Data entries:

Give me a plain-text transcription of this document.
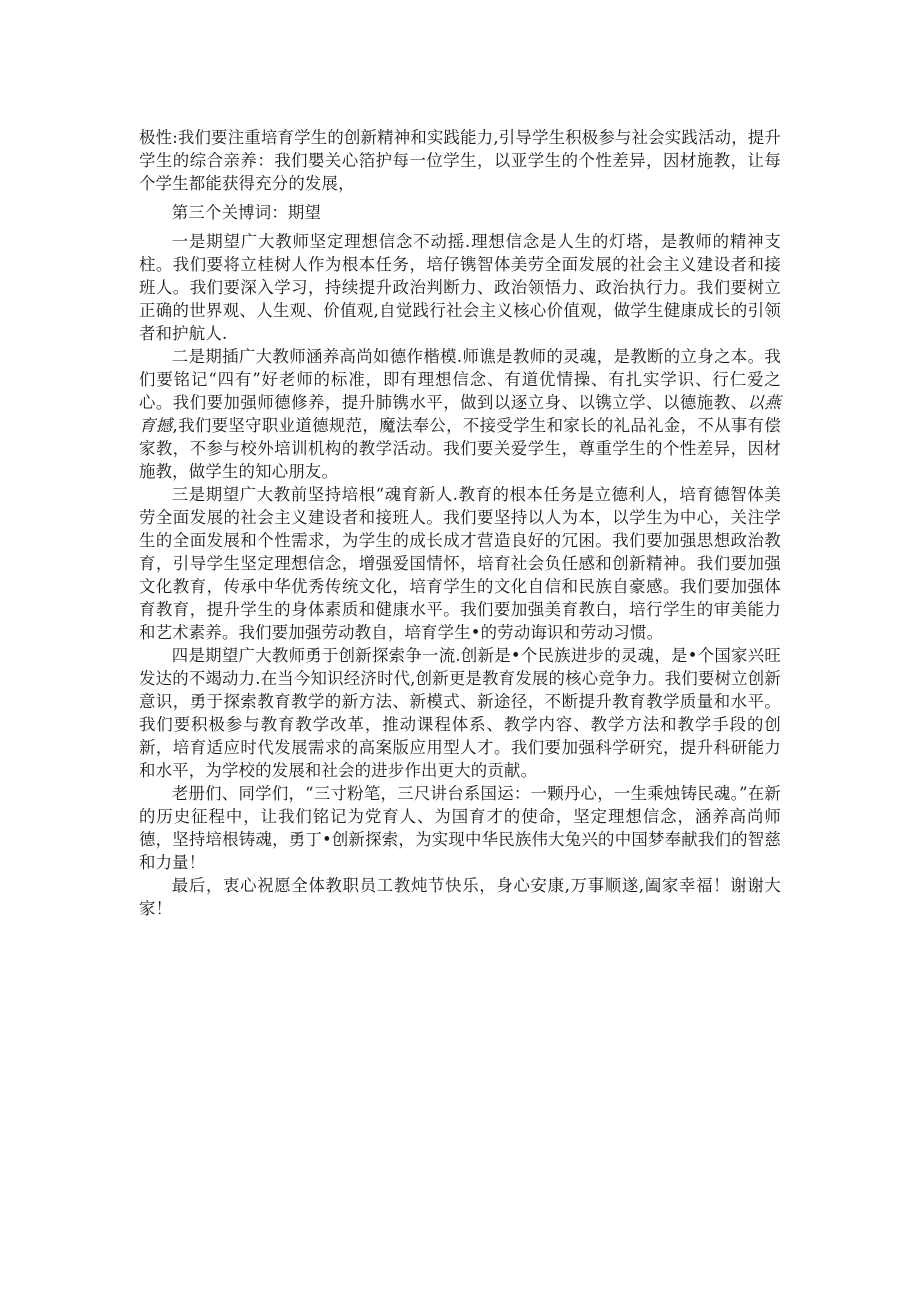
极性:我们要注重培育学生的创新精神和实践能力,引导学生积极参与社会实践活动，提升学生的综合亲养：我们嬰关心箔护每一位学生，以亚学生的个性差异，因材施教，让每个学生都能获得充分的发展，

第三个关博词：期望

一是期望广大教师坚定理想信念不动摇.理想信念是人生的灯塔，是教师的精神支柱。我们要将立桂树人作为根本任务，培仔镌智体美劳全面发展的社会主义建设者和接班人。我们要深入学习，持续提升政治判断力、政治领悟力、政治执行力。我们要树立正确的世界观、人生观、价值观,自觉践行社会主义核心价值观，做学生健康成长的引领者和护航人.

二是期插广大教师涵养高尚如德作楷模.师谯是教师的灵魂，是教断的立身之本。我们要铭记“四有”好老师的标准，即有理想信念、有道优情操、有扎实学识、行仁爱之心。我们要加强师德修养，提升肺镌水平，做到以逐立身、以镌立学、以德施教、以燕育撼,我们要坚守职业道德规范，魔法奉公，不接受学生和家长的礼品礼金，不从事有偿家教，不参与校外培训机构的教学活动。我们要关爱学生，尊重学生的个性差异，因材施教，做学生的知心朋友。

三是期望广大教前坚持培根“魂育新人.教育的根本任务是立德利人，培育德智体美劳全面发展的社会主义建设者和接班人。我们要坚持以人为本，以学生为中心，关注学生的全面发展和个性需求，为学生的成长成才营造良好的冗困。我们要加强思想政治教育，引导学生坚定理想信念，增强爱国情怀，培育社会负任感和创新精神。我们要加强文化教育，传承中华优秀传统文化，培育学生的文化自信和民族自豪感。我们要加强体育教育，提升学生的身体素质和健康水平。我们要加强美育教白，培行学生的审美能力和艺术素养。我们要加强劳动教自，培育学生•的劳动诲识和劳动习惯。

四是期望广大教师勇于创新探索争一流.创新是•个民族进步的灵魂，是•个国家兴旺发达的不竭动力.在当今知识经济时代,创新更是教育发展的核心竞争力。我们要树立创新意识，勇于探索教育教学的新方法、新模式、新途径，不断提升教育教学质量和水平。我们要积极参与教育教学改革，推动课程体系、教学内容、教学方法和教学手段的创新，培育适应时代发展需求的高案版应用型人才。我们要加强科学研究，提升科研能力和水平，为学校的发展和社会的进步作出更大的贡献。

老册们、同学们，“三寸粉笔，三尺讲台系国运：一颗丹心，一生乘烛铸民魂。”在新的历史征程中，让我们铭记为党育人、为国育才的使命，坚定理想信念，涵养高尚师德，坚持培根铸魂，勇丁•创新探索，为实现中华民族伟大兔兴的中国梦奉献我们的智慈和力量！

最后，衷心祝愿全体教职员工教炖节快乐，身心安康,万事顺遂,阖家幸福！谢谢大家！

---

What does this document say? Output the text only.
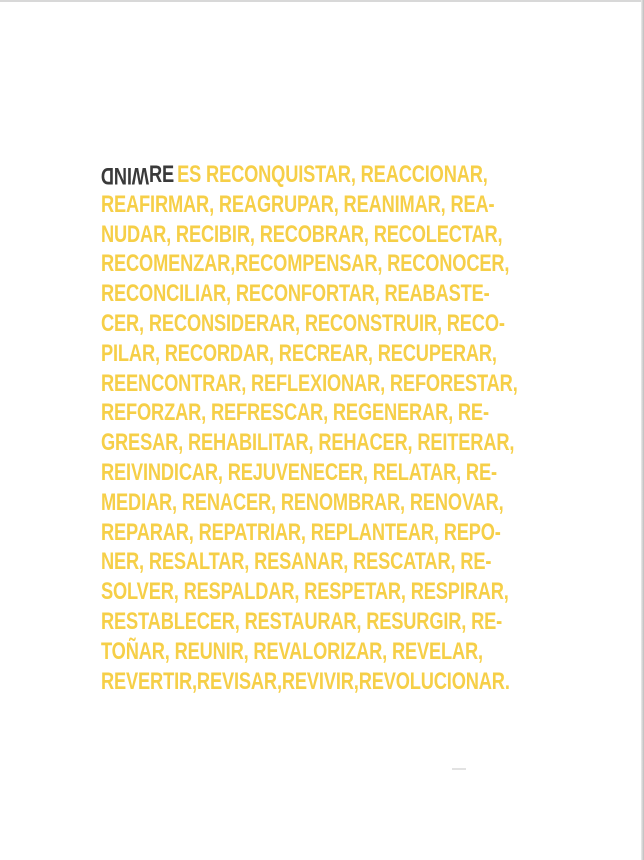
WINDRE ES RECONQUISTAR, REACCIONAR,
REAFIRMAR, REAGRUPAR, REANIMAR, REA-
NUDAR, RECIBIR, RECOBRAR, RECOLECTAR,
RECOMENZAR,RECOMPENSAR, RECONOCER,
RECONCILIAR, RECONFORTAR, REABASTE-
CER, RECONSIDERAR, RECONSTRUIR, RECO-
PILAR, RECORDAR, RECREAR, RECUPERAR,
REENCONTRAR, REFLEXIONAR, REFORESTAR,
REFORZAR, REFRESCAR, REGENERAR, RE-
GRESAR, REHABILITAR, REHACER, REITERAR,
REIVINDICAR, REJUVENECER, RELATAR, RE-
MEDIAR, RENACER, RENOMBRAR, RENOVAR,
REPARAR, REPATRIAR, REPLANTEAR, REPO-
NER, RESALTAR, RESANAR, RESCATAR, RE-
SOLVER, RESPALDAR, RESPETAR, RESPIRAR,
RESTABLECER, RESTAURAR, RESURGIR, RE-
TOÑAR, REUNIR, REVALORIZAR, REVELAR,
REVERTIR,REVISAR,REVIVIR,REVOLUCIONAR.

Written problem: Go through the records and pull out each line that includes the word "因材施教".

Result for this exercise:
极性:我们要注重培育学生的创新精神和实践能力,引导学生积极参与社会实践活动，提升学生的综合亲养：我们嬰关心箔护每一位学生，以亚学生的个性差异，因材施教，让每个学生都能获得充分的发展，
二是期插广大教师涵养高尚如德作楷模.师谯是教师的灵魂，是教断的立身之本。我们要铭记“四有”好老师的标准，即有理想信念、有道优情操、有扎实学识、行仁爱之心。我们要加强师德修养，提升肺镌水平，做到以逐立身、以镌立学、以德施教、以燕育撼,我们要坚守职业道德规范，魔法奉公，不接受学生和家长的礼品礼金，不从事有偿家教，不参与校外培训机构的教学活动。我们要关爱学生，尊重学生的个性差异，因材施教，做学生的知心朋友。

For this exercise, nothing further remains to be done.